GIVEN INSTRUCTION ▸ Where a line holds "name", copy it.

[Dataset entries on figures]

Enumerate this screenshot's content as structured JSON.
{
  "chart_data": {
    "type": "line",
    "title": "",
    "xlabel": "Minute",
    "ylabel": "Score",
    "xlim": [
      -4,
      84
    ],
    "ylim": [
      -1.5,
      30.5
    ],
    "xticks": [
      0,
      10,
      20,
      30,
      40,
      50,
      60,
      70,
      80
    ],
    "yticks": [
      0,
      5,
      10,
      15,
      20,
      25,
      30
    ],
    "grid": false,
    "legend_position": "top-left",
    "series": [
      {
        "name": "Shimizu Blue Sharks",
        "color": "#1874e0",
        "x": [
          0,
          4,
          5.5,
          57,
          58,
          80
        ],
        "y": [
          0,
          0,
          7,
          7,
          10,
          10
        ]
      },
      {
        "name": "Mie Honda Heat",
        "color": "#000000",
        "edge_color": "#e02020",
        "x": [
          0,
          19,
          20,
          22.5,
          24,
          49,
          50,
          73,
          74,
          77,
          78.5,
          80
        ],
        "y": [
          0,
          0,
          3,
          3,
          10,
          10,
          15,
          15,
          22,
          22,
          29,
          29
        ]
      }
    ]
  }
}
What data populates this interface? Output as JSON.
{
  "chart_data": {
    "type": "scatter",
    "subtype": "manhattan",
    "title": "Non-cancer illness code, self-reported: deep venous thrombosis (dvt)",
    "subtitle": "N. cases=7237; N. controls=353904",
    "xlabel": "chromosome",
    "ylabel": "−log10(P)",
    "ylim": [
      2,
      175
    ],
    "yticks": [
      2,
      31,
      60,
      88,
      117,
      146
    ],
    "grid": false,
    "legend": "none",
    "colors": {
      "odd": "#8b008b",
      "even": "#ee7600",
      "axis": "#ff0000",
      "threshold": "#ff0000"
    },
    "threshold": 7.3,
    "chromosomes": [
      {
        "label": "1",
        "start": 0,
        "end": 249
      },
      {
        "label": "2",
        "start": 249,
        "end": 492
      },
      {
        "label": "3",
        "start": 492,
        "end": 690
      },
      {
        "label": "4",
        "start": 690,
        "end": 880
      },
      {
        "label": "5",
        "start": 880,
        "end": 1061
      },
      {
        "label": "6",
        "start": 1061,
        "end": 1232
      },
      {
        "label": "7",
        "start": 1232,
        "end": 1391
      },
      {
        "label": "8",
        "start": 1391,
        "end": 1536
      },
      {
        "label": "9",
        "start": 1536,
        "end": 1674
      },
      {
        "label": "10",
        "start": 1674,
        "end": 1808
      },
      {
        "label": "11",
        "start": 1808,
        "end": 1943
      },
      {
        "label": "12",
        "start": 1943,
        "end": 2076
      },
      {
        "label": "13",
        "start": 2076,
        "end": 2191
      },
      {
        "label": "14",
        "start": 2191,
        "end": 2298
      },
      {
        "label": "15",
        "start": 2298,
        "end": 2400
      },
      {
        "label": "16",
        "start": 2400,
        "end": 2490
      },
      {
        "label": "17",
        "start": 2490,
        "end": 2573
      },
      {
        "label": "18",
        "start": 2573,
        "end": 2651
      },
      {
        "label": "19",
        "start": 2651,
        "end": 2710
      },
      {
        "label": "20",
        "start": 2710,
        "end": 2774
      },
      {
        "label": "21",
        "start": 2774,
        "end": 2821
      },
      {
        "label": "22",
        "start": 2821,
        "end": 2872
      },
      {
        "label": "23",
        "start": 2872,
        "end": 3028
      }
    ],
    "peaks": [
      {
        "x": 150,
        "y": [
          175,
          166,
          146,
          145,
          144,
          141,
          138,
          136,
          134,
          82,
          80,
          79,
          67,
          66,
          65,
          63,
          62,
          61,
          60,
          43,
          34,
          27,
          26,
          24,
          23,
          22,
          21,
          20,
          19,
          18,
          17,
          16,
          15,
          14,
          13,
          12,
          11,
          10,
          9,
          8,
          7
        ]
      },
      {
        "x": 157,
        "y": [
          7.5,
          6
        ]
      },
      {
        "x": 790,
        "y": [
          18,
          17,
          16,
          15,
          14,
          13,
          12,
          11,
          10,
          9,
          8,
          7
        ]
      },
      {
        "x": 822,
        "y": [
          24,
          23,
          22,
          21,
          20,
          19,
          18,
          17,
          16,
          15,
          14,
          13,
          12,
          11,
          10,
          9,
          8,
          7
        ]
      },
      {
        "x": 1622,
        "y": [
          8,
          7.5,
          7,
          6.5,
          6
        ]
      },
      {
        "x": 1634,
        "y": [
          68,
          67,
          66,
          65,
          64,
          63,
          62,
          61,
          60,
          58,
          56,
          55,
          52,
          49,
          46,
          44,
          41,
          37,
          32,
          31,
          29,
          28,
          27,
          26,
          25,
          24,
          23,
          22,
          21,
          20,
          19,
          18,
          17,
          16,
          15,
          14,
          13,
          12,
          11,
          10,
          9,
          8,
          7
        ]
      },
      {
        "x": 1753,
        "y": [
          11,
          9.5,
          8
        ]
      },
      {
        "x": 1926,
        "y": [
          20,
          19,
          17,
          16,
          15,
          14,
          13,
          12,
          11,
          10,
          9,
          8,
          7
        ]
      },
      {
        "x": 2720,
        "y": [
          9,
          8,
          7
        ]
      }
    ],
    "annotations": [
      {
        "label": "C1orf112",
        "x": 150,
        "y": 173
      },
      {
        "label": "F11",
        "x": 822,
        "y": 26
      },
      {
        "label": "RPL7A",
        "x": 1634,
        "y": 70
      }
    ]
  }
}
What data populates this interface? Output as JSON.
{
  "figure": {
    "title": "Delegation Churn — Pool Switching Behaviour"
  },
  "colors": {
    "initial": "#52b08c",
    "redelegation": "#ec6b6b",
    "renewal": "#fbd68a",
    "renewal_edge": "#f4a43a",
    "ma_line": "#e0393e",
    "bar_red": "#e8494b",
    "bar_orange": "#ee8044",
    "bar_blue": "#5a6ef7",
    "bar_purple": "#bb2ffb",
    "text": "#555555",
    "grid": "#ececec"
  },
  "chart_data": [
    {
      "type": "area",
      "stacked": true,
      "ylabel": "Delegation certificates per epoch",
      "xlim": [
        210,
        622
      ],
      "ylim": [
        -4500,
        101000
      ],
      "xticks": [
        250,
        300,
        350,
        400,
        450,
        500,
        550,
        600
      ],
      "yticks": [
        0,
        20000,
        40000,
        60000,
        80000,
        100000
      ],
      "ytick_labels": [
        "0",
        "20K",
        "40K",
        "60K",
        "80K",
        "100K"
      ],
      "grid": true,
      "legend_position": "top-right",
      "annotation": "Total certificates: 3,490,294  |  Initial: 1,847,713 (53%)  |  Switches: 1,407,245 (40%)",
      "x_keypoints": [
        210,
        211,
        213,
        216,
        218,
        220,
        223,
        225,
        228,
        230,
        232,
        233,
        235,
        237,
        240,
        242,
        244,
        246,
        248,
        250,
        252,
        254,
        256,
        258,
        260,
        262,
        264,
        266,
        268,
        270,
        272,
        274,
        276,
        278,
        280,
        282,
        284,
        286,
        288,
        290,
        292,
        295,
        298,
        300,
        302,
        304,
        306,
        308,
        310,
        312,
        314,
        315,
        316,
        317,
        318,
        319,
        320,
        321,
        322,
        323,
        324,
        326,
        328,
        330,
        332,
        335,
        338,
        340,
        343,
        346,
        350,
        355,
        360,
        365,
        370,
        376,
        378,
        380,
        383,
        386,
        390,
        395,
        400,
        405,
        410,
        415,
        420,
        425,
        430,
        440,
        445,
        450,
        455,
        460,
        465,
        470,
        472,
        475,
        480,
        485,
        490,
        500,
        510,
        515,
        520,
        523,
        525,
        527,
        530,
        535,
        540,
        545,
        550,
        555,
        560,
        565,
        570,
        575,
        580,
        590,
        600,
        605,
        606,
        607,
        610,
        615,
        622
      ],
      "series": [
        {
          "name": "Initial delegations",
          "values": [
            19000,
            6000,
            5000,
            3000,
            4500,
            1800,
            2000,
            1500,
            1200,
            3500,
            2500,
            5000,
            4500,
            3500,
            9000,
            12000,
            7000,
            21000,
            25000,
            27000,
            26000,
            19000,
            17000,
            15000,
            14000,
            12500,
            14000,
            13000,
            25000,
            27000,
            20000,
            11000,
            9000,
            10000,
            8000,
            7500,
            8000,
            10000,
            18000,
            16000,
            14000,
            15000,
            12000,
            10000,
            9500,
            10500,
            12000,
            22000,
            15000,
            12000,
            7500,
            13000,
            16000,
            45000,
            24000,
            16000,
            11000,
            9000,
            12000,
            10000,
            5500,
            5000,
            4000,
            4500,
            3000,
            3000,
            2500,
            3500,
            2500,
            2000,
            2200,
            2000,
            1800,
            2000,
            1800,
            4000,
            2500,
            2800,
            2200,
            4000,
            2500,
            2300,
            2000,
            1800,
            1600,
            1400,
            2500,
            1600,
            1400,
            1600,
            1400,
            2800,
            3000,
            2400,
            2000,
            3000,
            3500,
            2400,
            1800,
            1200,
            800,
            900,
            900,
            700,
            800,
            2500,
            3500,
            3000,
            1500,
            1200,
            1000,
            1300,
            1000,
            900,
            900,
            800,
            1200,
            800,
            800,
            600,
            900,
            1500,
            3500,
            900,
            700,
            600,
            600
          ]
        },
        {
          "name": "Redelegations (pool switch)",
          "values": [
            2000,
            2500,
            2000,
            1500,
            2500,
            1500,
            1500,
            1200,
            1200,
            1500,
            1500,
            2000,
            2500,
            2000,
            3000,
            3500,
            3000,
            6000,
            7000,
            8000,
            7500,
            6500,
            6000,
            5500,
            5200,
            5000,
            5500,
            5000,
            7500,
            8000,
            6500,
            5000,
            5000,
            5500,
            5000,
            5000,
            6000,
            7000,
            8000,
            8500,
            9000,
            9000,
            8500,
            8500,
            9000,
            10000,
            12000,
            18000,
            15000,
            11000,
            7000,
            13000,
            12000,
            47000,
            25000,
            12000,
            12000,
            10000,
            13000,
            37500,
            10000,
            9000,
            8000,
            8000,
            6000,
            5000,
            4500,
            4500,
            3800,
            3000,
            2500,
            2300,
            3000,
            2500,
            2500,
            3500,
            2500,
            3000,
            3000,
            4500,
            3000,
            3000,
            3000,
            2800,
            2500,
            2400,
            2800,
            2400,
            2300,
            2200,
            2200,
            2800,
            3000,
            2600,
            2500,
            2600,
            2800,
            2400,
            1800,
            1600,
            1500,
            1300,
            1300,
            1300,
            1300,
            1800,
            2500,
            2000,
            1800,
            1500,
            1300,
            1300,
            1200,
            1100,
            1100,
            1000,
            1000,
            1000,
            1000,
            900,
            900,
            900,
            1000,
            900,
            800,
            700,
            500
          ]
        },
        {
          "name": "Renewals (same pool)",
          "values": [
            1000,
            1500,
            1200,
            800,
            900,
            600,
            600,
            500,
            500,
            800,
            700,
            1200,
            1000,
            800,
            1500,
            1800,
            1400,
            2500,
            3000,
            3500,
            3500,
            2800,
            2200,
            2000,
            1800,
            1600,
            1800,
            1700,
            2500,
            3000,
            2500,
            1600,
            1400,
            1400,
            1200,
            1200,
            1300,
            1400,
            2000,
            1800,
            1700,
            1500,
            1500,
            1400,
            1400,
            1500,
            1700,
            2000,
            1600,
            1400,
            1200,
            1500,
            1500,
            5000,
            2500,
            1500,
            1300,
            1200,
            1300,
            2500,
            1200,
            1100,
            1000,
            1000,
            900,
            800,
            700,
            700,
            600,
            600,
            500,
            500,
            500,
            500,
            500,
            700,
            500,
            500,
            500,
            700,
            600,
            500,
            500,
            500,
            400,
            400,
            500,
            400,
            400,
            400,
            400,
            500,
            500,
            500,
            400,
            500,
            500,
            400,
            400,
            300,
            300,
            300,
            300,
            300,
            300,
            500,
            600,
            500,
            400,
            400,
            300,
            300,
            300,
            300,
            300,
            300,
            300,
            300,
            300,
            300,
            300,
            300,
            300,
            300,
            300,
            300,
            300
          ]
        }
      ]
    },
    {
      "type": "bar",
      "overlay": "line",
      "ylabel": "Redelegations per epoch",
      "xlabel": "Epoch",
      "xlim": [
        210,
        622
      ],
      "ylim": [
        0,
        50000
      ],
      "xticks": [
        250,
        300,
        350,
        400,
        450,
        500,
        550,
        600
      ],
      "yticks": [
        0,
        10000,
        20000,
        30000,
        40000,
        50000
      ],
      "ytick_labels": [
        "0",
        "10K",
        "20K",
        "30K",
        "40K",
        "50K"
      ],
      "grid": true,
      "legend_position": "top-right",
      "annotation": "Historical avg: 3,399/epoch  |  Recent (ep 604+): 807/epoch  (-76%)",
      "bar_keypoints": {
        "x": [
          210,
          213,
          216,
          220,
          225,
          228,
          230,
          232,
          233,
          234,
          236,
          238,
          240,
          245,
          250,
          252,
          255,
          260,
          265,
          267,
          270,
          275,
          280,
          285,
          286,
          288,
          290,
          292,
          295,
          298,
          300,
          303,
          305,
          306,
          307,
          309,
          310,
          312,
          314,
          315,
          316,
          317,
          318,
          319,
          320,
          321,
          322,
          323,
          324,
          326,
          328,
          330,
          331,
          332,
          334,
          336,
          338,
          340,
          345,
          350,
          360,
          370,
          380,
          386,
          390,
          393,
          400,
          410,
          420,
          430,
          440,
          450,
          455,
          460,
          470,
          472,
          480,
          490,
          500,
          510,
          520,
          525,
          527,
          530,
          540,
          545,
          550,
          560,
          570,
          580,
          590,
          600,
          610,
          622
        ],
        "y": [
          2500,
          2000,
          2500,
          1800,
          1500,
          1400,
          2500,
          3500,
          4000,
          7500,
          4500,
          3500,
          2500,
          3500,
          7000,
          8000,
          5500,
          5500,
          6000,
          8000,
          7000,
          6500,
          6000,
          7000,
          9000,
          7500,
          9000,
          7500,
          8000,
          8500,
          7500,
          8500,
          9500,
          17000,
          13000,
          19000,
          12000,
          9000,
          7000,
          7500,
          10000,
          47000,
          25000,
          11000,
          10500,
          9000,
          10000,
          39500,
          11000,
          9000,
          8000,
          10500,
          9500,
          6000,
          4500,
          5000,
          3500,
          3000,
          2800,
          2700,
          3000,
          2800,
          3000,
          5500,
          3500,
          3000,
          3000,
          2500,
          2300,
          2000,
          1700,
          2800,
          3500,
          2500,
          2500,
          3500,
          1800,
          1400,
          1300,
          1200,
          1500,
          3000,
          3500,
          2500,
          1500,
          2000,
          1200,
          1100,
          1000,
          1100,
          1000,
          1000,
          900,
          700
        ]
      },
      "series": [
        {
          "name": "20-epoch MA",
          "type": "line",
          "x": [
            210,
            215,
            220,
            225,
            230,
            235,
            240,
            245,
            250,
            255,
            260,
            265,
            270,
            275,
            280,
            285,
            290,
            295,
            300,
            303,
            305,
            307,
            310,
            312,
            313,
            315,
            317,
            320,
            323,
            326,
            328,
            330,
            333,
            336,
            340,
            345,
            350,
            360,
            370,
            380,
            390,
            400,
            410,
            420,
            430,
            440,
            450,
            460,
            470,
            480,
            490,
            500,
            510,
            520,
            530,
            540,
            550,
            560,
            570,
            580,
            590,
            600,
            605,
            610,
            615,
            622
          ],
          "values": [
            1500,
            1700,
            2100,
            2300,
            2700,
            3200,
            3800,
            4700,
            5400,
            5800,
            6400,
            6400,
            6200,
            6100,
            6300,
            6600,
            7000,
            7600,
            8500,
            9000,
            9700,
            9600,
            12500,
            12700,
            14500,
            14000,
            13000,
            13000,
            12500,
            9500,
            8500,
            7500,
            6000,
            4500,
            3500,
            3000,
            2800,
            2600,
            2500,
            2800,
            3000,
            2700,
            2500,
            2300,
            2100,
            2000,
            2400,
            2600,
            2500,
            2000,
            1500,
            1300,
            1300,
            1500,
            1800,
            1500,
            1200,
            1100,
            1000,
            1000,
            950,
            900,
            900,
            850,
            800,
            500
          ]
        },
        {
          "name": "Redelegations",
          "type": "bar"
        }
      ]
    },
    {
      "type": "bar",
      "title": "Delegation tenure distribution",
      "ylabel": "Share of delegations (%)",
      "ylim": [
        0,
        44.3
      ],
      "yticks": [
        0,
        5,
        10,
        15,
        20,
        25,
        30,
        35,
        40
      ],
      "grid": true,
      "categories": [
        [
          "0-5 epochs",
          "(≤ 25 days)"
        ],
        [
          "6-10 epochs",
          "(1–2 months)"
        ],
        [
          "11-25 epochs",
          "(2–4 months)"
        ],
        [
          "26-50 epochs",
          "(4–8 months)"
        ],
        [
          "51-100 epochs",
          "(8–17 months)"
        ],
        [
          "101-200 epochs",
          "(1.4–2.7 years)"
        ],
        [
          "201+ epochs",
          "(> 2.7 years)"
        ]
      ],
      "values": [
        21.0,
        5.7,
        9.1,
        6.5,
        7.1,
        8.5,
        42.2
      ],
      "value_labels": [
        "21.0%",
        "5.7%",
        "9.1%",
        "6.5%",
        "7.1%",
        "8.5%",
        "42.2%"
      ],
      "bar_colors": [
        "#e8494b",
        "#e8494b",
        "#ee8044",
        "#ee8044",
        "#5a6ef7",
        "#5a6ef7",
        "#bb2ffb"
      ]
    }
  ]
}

TASK RESPONSE ▸
        "name": "Shimizu Blue Sharks",
        "name": "Mie Honda Heat",
          "name": "Initial delegations",
          "name": "Redelegations (pool switch)",
          "name": "Renewals (same pool)",
          "name": "20-epoch MA",
          "name": "Redelegations",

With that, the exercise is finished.